■ **GIVEN REQUEST**: Every entry must be repeated exactly. Exclude all pictures.
-*-*-
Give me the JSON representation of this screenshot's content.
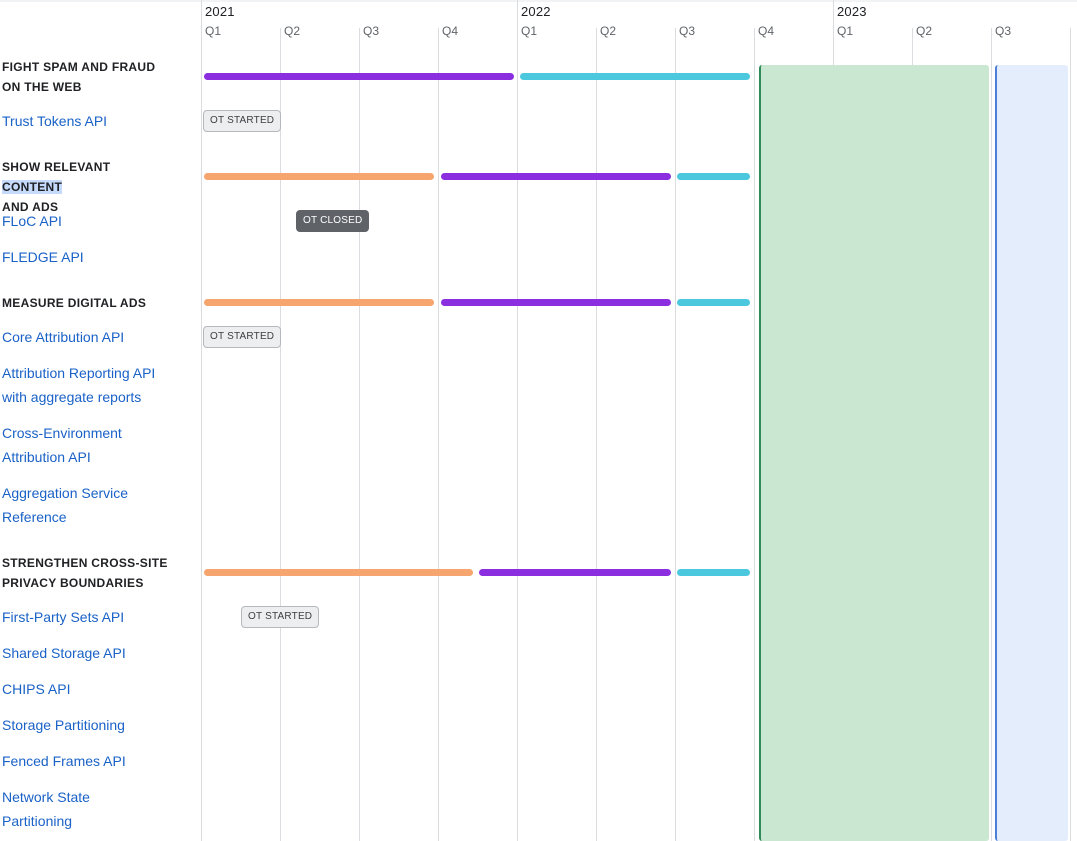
{
  "timeline": {
    "years": [
      "2021",
      "2022",
      "2023"
    ],
    "quarters": [
      "Q1",
      "Q2",
      "Q3",
      "Q4",
      "Q1",
      "Q2",
      "Q3",
      "Q4",
      "Q1",
      "Q2",
      "Q3"
    ]
  },
  "sections": [
    {
      "heading_lines": [
        "FIGHT SPAM AND FRAUD",
        "ON THE WEB"
      ],
      "apis": [
        "Trust Tokens API"
      ]
    },
    {
      "heading_line1_pre": "SHOW RELEVANT ",
      "heading_line1_hl": "CONTENT",
      "heading_line2": "AND ADS",
      "apis": [
        "FLoC API",
        "FLEDGE API"
      ]
    },
    {
      "heading_lines": [
        "MEASURE DIGITAL ADS"
      ],
      "apis": [
        "Core Attribution API",
        "Attribution Reporting API",
        "with aggregate reports",
        "Cross-Environment",
        "Attribution API",
        "Aggregation Service",
        "Reference"
      ]
    },
    {
      "heading_lines": [
        "STRENGTHEN CROSS-SITE",
        "PRIVACY BOUNDARIES"
      ],
      "apis": [
        "First-Party Sets API",
        "Shared Storage API",
        "CHIPS API",
        "Storage Partitioning",
        "Fenced Frames API",
        "Network State",
        "Partitioning"
      ]
    }
  ],
  "badges": {
    "trust_tokens": "OT STARTED",
    "floc": "OT CLOSED",
    "core_attribution": "OT STARTED",
    "first_party_sets": "OT STARTED"
  },
  "colors": {
    "purple": "#8a2ee0",
    "teal": "#4bc8dd",
    "orange": "#f5a56d",
    "link": "#1a62c7",
    "green_block": "#c9e7d1",
    "blue_block": "#e4edfc"
  }
}
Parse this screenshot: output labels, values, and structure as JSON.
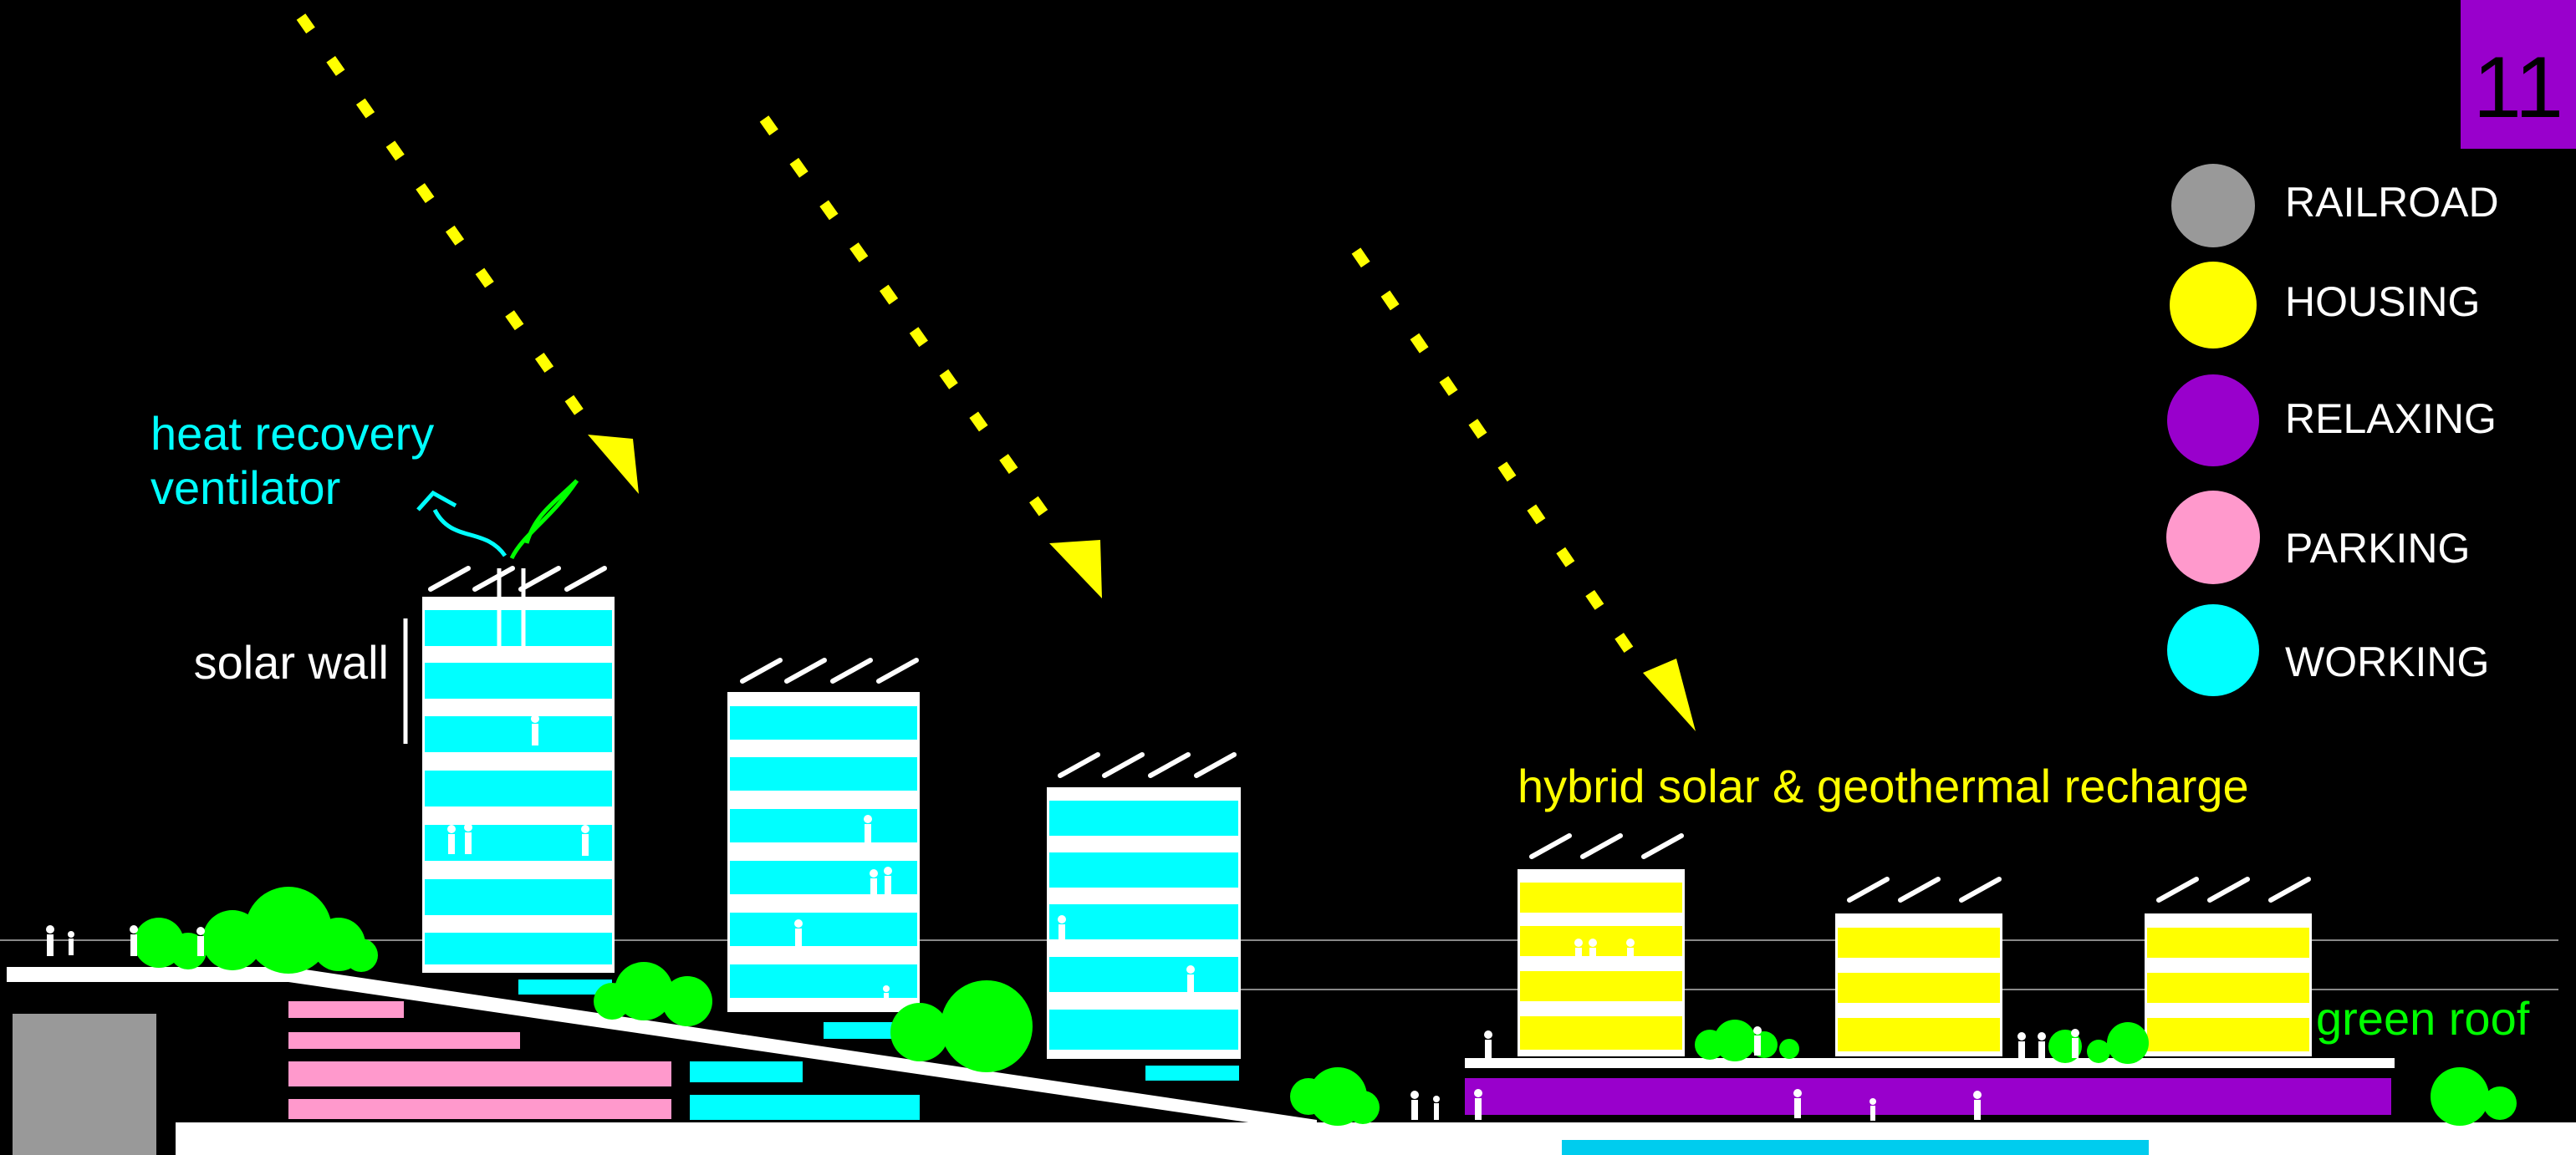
{
  "page_number": "11",
  "legend": [
    {
      "label": "RAILROAD",
      "color": "#999999"
    },
    {
      "label": "HOUSING",
      "color": "#ffff00"
    },
    {
      "label": "RELAXING",
      "color": "#9900cc"
    },
    {
      "label": "PARKING",
      "color": "#ff99cc"
    },
    {
      "label": "WORKING",
      "color": "#00ffff"
    }
  ],
  "annotations": {
    "heat_recovery_line1": "heat recovery",
    "heat_recovery_line2": "ventilator",
    "solar_wall": "solar wall",
    "hybrid": "hybrid solar & geothermal recharge",
    "green_roof": "green roof"
  },
  "colors": {
    "background": "#000000",
    "working": "#00ffff",
    "housing": "#ffff00",
    "relaxing": "#9900cc",
    "parking": "#ff99cc",
    "railroad": "#999999",
    "greenery": "#00ff00",
    "sun_ray": "#ffff00",
    "page_badge": "#9900cc",
    "water": "#00ccee"
  },
  "icons": [
    "sun-ray-arrow-icon",
    "tree-icon",
    "person-icon",
    "solar-panel-icon",
    "ventilator-airflow-icon"
  ]
}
-*-*-
■ **SOLUTION TO THE EXERCISE**:
Give me the JSON representation of this screenshot's content.
{
  "timeline": {
    "years": [
      "2021",
      "2022",
      "2023"
    ],
    "quarters": [
      "Q1",
      "Q2",
      "Q3",
      "Q4",
      "Q1",
      "Q2",
      "Q3",
      "Q4",
      "Q1",
      "Q2",
      "Q3"
    ]
  },
  "sections": [
    {
      "heading_lines": [
        "FIGHT SPAM AND FRAUD",
        "ON THE WEB"
      ],
      "apis": [
        "Trust Tokens API"
      ]
    },
    {
      "heading_line1_pre": "SHOW RELEVANT ",
      "heading_line1_hl": "CONTENT",
      "heading_line2": "AND ADS",
      "apis": [
        "FLoC API",
        "FLEDGE API"
      ]
    },
    {
      "heading_lines": [
        "MEASURE DIGITAL ADS"
      ],
      "apis": [
        "Core Attribution API",
        "Attribution Reporting API",
        "with aggregate reports",
        "Cross-Environment",
        "Attribution API",
        "Aggregation Service",
        "Reference"
      ]
    },
    {
      "heading_lines": [
        "STRENGTHEN CROSS-SITE",
        "PRIVACY BOUNDARIES"
      ],
      "apis": [
        "First-Party Sets API",
        "Shared Storage API",
        "CHIPS API",
        "Storage Partitioning",
        "Fenced Frames API",
        "Network State",
        "Partitioning"
      ]
    }
  ],
  "badges": {
    "trust_tokens": "OT STARTED",
    "floc": "OT CLOSED",
    "core_attribution": "OT STARTED",
    "first_party_sets": "OT STARTED"
  },
  "colors": {
    "purple": "#8a2ee0",
    "teal": "#4bc8dd",
    "orange": "#f5a56d",
    "link": "#1a62c7",
    "green_block": "#c9e7d1",
    "blue_block": "#e4edfc"
  }
}
Parse this screenshot: output labels, values, and structure as JSON.
{
  "page_number": "11",
  "legend": [
    {
      "label": "RAILROAD",
      "color": "#999999"
    },
    {
      "label": "HOUSING",
      "color": "#ffff00"
    },
    {
      "label": "RELAXING",
      "color": "#9900cc"
    },
    {
      "label": "PARKING",
      "color": "#ff99cc"
    },
    {
      "label": "WORKING",
      "color": "#00ffff"
    }
  ],
  "annotations": {
    "heat_recovery_line1": "heat recovery",
    "heat_recovery_line2": "ventilator",
    "solar_wall": "solar wall",
    "hybrid": "hybrid solar & geothermal recharge",
    "green_roof": "green roof"
  },
  "colors": {
    "background": "#000000",
    "working": "#00ffff",
    "housing": "#ffff00",
    "relaxing": "#9900cc",
    "parking": "#ff99cc",
    "railroad": "#999999",
    "greenery": "#00ff00",
    "sun_ray": "#ffff00",
    "page_badge": "#9900cc",
    "water": "#00ccee"
  },
  "icons": [
    "sun-ray-arrow-icon",
    "tree-icon",
    "person-icon",
    "solar-panel-icon",
    "ventilator-airflow-icon"
  ]
}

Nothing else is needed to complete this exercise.